Data entries>

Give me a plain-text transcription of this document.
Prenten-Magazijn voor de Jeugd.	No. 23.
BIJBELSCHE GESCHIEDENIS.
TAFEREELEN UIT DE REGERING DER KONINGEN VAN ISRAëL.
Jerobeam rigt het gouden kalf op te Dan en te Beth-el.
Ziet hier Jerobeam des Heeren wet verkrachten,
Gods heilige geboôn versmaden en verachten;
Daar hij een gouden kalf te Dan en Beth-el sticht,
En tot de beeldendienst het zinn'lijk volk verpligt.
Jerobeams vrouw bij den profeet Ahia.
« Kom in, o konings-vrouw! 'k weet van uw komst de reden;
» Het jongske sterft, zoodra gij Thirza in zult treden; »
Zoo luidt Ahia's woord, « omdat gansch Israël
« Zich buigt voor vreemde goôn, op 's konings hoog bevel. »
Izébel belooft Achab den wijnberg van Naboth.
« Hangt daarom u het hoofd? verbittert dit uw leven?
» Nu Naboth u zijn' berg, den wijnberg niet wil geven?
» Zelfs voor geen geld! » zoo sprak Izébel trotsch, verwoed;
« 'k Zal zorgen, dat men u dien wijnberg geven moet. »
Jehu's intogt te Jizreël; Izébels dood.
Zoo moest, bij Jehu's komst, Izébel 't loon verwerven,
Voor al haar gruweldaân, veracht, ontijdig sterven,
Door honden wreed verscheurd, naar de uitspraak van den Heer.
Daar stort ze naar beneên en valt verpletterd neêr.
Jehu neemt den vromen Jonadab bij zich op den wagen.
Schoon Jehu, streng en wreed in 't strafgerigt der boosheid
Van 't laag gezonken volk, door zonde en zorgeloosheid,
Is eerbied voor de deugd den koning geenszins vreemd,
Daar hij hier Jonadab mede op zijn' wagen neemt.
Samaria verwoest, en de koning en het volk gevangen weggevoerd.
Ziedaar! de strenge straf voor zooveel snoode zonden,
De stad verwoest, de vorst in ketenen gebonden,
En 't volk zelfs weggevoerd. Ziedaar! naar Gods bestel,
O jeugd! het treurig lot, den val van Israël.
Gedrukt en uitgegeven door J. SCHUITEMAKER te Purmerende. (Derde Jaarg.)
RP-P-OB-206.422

Objective> Your answer should be a single number: the count of lines in the entries that contain the word "neemt".

Written answer> 2